** WHAT YOU HAVE TO DO **
Collect every line of the records below that contains the word "Resistance".

** ITEMS **
□ □ □ □ □
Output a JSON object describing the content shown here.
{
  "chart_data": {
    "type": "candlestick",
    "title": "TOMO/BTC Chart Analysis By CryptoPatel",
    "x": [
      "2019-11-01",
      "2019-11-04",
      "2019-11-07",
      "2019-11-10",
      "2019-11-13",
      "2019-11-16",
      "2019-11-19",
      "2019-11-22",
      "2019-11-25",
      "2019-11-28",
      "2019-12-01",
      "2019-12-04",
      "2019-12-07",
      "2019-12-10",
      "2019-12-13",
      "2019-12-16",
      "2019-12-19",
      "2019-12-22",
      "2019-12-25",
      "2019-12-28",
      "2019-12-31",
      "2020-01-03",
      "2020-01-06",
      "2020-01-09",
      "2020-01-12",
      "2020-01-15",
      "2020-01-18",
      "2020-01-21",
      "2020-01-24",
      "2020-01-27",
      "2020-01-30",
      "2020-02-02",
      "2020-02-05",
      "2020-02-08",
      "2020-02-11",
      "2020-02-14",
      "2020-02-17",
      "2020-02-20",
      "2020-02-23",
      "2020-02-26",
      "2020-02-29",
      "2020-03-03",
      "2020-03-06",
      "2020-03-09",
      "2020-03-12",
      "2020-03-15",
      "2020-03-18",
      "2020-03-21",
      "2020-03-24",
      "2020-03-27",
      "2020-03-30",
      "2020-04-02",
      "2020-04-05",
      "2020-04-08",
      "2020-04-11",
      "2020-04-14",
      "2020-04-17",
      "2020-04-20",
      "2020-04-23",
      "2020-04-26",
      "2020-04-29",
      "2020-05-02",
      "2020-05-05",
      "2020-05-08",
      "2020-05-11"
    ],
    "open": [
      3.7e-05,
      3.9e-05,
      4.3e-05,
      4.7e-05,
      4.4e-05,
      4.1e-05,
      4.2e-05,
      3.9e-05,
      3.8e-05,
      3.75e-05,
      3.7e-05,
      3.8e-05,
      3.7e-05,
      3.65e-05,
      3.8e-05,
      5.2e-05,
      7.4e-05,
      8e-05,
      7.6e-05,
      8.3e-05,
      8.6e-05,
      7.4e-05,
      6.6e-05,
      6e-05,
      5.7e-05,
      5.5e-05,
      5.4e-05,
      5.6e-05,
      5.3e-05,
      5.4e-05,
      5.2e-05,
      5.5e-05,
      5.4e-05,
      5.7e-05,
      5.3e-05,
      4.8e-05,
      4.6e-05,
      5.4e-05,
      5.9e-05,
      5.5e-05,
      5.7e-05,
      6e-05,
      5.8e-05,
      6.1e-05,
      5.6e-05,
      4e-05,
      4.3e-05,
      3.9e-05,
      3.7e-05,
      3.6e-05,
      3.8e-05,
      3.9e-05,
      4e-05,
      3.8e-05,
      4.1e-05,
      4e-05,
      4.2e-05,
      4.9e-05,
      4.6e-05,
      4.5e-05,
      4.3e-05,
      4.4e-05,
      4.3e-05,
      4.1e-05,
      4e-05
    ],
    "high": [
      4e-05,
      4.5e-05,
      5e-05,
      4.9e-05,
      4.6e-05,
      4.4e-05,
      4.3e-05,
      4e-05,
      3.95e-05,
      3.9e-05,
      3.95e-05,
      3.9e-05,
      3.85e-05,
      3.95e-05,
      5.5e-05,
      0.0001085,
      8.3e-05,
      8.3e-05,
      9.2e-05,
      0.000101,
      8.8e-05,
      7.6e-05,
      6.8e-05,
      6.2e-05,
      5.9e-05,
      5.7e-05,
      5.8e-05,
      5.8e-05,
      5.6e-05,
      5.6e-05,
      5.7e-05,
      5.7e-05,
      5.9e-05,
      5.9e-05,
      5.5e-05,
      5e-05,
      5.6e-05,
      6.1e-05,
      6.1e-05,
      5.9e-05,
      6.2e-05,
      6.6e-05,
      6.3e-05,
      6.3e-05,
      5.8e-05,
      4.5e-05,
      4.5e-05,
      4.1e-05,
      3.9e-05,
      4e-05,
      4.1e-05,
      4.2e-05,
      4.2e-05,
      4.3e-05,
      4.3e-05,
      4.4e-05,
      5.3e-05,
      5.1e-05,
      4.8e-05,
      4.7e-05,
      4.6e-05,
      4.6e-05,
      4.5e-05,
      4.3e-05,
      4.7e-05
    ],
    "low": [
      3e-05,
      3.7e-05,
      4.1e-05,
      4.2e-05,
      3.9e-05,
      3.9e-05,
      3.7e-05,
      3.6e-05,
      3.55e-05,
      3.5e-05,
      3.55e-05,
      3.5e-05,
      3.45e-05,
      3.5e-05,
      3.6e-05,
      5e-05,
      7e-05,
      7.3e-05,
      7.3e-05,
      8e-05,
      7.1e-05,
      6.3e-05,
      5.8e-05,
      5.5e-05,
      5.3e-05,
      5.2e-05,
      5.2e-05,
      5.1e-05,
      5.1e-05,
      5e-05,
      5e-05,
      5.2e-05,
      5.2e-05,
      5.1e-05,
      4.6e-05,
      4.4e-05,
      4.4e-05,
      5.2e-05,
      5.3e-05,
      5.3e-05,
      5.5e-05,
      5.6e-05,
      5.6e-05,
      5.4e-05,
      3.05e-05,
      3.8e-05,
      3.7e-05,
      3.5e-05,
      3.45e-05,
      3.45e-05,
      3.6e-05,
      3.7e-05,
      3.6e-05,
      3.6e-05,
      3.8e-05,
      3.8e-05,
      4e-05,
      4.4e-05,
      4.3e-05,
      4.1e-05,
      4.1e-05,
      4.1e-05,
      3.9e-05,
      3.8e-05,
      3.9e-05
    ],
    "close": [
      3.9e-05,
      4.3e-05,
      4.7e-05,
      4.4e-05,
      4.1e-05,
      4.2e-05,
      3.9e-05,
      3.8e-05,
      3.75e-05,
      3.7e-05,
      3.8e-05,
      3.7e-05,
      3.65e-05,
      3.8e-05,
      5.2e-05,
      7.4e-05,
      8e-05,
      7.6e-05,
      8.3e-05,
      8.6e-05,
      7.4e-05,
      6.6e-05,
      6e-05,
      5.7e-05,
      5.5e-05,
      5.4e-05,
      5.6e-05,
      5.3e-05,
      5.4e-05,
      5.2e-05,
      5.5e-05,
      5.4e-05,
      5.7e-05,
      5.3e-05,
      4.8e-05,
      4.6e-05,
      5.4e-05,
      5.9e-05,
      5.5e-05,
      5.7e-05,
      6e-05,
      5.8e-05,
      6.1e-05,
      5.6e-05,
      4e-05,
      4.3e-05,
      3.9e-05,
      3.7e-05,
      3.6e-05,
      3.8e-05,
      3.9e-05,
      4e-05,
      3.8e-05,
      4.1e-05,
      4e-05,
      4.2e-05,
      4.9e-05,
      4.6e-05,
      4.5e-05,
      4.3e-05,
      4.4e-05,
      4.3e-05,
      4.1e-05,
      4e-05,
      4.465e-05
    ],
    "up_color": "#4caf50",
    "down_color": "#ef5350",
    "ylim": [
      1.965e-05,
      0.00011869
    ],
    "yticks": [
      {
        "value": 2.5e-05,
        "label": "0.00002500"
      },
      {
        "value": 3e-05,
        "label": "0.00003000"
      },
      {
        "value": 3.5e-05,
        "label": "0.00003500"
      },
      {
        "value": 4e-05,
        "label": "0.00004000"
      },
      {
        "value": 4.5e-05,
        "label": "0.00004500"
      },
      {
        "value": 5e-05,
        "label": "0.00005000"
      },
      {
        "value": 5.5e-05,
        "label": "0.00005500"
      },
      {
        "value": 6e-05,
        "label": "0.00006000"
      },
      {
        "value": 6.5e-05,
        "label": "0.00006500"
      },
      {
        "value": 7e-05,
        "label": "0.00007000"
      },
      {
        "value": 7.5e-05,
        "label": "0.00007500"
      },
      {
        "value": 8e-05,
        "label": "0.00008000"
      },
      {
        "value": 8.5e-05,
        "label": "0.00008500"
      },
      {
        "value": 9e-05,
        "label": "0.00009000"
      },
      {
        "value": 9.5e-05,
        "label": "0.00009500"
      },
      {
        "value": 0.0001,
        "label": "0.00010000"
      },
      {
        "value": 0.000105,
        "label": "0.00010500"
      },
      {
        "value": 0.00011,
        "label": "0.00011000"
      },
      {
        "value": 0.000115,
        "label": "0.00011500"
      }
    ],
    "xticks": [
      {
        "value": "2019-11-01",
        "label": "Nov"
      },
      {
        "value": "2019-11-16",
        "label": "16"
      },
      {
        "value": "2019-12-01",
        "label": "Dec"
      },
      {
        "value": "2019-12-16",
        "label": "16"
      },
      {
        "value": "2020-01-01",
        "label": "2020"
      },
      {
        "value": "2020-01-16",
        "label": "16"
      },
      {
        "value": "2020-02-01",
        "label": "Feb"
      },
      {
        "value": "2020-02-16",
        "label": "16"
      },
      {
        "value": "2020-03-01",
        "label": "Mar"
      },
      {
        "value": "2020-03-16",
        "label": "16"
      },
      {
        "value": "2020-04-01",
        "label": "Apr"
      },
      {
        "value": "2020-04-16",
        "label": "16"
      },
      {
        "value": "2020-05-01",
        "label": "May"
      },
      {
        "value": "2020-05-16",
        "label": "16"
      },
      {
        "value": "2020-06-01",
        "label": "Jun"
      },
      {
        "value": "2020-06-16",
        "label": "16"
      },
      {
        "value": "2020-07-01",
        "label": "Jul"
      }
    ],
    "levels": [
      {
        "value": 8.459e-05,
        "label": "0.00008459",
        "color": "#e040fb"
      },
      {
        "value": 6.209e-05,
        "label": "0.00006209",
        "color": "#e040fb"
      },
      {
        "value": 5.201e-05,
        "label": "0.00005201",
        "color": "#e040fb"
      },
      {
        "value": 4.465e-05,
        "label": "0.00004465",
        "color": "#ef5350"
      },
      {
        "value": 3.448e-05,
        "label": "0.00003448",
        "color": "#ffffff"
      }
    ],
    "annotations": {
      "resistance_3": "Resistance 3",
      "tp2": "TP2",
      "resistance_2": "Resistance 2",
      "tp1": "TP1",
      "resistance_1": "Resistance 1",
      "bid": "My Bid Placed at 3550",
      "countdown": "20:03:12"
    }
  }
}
□ □ □ □ □
** RESPONSE BELOW **
      "resistance_3": "Resistance 3",
      "resistance_2": "Resistance 2",
      "resistance_1": "Resistance 1",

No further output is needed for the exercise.